(Using the information):
**1)** In the article about Detective Brogan, which squad did he go back to after his sick leave?
**2)** Print the section of the article about Detective Brogan that begins at the words "Paul Brogan, ’95, is" and stops after "social security number.".

(Excerpted passage):
Paul Brogan, ’95, is a detective for the NYPD. After testing positive for COVID-19 earlier this month, he returned to his post, yesterday, with The Bronx Grand Larceny Squad after being on sick-leave.
For Detective Brogan, as well as other NYPD officers, it’s still business as usual, in that he and his fellow officers are still going into the office, are solving cases, and still visit people in their homes in order to properly investigate a case. Detective Brogan has recently investigated a number of phone and email phishing scams, where offenders used COVID-19 and threats of people testing positive in your area as a reason to access a person’s social security number.
One of the challenges that Detective Brogan and other NYPD officers faces, as a result of COVID-19, is accessing information such as video footage from local businesses, many of which are now closed. For example, Detective Brogan described a case where the only business that had video footage of a crime, also disclosed that all family members running that business had tested positive for COVID-19.
They are also restricted in their ability to do face-to-face interviews when questioning people associated with an investigation. Now, when he visits someone’s home, he must identify himself as a police officer, and then leave his card in their door, hoping that the person will call him so he can investigate his case over the phone. Even when someone returns Detective Brogan’s call, he expressed challenges with being able to evaluate that person’s responses and reactions without being able to see his or her face.
When Detective Brogan joined the NYPD, he knew the risk associated with his job. He knew the danger to which he would be exposing himself, but he never expected to bring that danger home. While NYPD officers have been tasked with making people feel safe, reporting for duty now causes them to consider ‘at what point do I put my family’s health above doing my job.’
In addition to the many roadblocks Detective Brogan described, convicted felons are also being released early due to fear of COVID-19 spreading through over crowded jails. He explained that there’s a mental drain when he and his fellow officers are doing their job, and catching the bad guy only to see them released back into the general public after only a short time in jail.
Even Detective Brogan’s daily ritual at home has changed. Getting ready for work requires him to go out to his garage to change into his work clothes. When he returns home at the end of his day, he enters through the garage where he throws his work clothes in a black garbage bag, and goes to take shower, all before he makes any contact with his family.
His advice for fellow alumni as we navigate these difficult and bizarre times, comes from the serenity prayer which he credits De La Salle Academy and Mr. Marrero for teaching him. He encourages fellow alumni to get comfortable with acceptance, as we are living in a time where this virus won’t make much sense to any of us, especially those directly impacted, and the best we can do is focus on the things in our lives we have control over, and accept the things we cannot change.
While he’s aware of the sacrifice that the NYPD is making, he gives much credit to nurses and doctors whose sole responsibility is to bring people back to health and comfort them in their weakest conditions. Today, we salute Detective Brogan and the NYPD, as well as all frontline workers sacrificing their lives daily to bring our country back to full health.

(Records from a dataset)

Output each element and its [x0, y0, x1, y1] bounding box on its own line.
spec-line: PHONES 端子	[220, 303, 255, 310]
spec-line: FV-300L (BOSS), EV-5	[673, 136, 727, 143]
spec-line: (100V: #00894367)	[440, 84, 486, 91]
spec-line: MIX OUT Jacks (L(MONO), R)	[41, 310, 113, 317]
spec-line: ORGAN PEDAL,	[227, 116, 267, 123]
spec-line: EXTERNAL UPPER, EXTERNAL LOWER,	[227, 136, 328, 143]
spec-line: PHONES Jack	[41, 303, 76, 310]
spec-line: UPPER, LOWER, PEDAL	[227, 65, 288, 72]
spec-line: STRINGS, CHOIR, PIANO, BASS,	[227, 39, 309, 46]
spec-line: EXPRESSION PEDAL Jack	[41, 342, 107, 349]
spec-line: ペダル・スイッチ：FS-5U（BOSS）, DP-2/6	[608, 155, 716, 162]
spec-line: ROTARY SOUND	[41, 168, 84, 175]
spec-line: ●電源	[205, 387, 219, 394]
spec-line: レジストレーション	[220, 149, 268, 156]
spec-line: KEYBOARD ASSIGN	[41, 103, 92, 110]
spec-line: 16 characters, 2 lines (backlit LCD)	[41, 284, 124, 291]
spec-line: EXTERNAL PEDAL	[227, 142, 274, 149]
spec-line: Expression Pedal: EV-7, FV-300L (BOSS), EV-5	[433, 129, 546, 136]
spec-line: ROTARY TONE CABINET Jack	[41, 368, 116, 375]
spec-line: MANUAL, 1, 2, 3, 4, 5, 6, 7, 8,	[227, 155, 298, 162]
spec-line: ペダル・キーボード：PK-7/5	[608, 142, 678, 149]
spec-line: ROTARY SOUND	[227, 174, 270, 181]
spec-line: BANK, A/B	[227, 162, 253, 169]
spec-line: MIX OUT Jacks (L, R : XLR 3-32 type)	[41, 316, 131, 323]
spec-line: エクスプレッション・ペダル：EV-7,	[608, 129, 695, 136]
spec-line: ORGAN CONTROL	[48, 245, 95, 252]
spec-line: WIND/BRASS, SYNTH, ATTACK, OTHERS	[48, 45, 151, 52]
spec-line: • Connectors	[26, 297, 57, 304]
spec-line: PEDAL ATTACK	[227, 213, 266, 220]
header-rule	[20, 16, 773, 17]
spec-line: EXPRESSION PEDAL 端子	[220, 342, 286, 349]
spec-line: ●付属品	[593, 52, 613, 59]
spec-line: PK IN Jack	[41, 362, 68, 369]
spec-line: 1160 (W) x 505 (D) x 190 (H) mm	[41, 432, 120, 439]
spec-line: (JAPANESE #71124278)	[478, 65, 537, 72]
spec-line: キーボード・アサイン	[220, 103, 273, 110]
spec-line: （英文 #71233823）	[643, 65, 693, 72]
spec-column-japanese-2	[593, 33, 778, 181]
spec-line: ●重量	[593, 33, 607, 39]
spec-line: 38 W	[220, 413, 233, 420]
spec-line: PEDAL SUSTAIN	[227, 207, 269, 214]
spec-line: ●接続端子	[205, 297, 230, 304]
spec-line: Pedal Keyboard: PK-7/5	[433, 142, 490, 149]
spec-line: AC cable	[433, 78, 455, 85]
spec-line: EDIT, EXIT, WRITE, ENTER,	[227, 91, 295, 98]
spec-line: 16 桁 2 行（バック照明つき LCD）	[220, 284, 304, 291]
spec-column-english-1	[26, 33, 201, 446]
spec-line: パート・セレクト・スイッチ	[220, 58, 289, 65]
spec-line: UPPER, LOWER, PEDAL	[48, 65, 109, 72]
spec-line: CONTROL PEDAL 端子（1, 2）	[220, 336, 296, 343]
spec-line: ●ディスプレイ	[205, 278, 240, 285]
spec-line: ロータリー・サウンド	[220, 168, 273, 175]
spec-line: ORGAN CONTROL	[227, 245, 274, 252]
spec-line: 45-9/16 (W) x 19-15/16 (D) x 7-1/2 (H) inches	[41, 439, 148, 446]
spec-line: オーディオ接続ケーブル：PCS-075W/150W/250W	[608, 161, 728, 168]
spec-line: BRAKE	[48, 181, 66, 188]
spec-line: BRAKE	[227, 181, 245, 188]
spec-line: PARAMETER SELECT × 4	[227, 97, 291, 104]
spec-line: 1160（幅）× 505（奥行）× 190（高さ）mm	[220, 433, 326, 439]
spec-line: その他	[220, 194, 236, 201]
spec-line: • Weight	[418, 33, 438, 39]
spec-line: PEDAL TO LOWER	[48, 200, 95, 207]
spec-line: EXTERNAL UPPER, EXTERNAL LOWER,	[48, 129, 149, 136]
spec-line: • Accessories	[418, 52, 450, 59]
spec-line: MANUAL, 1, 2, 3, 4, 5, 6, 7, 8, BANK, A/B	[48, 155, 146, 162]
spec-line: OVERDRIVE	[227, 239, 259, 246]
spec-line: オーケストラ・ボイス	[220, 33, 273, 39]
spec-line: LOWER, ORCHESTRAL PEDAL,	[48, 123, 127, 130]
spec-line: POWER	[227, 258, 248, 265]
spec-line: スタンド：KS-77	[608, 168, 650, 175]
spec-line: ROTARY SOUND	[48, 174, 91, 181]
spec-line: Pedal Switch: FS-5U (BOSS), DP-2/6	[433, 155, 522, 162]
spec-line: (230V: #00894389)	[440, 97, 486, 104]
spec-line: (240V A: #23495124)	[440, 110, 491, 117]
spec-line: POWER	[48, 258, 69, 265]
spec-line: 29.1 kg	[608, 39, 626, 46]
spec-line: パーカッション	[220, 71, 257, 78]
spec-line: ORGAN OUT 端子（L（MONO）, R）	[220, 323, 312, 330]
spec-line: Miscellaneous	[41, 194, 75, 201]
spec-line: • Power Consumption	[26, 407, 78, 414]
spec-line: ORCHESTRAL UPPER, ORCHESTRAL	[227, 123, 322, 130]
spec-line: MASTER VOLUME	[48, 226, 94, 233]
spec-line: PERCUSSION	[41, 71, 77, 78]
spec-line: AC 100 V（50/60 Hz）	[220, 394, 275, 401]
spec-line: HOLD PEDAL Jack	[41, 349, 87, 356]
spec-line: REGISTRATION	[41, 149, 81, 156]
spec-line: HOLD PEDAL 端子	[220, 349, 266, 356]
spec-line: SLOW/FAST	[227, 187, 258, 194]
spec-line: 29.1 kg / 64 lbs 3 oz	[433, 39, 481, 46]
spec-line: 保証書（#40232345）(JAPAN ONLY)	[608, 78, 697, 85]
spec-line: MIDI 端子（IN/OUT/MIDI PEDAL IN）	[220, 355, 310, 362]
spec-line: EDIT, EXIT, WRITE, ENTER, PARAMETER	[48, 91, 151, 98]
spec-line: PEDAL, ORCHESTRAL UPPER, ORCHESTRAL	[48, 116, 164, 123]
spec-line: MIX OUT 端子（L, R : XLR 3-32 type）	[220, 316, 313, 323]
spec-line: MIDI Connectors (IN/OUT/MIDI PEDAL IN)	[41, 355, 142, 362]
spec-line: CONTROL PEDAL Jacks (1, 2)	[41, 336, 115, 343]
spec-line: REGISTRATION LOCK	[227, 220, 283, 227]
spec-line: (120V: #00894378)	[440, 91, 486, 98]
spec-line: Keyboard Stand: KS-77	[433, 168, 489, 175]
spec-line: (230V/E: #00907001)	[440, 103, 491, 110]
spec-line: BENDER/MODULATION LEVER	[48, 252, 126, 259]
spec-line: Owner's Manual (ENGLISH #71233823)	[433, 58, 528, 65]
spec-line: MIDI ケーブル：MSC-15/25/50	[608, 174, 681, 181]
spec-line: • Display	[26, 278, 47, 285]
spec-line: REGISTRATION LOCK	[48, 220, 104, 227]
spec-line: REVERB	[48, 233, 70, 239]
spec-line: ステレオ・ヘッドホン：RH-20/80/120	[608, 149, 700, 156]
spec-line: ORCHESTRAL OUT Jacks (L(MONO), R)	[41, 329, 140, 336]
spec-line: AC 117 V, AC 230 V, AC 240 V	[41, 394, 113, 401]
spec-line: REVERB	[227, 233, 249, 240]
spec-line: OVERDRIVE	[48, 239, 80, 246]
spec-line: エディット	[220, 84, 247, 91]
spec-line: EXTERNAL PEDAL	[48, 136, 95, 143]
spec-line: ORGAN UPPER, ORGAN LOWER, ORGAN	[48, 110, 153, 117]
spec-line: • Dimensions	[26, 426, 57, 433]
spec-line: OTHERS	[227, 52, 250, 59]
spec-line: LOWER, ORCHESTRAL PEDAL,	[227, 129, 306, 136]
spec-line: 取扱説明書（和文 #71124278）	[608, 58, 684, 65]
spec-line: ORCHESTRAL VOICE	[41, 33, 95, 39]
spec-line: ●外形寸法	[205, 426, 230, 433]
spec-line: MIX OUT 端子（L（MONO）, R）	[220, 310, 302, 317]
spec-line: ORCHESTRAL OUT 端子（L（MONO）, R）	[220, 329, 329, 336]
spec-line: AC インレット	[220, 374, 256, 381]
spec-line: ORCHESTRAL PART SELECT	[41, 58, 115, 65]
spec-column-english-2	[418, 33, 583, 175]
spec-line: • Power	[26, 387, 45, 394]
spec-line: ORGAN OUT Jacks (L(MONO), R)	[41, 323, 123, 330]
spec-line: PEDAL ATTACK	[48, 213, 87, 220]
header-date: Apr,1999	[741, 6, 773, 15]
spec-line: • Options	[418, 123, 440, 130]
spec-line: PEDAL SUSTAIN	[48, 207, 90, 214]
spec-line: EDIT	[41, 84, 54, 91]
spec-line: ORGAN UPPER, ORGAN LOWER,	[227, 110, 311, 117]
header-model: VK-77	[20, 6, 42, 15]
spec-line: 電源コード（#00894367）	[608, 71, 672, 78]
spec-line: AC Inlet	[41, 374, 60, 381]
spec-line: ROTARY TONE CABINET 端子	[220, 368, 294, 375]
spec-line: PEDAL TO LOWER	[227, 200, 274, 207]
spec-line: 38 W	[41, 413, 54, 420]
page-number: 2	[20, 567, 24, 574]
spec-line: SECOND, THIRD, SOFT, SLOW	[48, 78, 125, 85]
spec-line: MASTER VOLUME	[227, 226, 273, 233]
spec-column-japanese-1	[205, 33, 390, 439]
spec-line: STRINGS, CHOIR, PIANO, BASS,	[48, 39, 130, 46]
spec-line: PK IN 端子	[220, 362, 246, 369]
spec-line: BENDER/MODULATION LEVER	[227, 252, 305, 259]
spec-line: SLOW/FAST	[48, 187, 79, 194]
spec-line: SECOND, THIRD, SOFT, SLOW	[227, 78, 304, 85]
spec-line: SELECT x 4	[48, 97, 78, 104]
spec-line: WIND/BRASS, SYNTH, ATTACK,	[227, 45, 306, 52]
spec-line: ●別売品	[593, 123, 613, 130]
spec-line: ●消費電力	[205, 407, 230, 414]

(Answers to the problems):
**1)** The Bronx Grand Larceny Squad.

**2)**
Paul Brogan, ’95, is a detective for the NYPD. After testing positive for COVID-19 earlier this month, he returned to his post, yesterday, with The Bronx Grand Larceny Squad after being on sick-leave.
For Detective Brogan, as well as other NYPD officers, it’s still business as usual, in that he and his fellow officers are still going into the office, are solving cases, and still visit people in their homes in order to properly investigate a case. Detective Brogan has recently investigated a number of phone and email phishing scams, where offenders used COVID-19 and threats of people testing positive in your area as a reason to access a person’s social security number.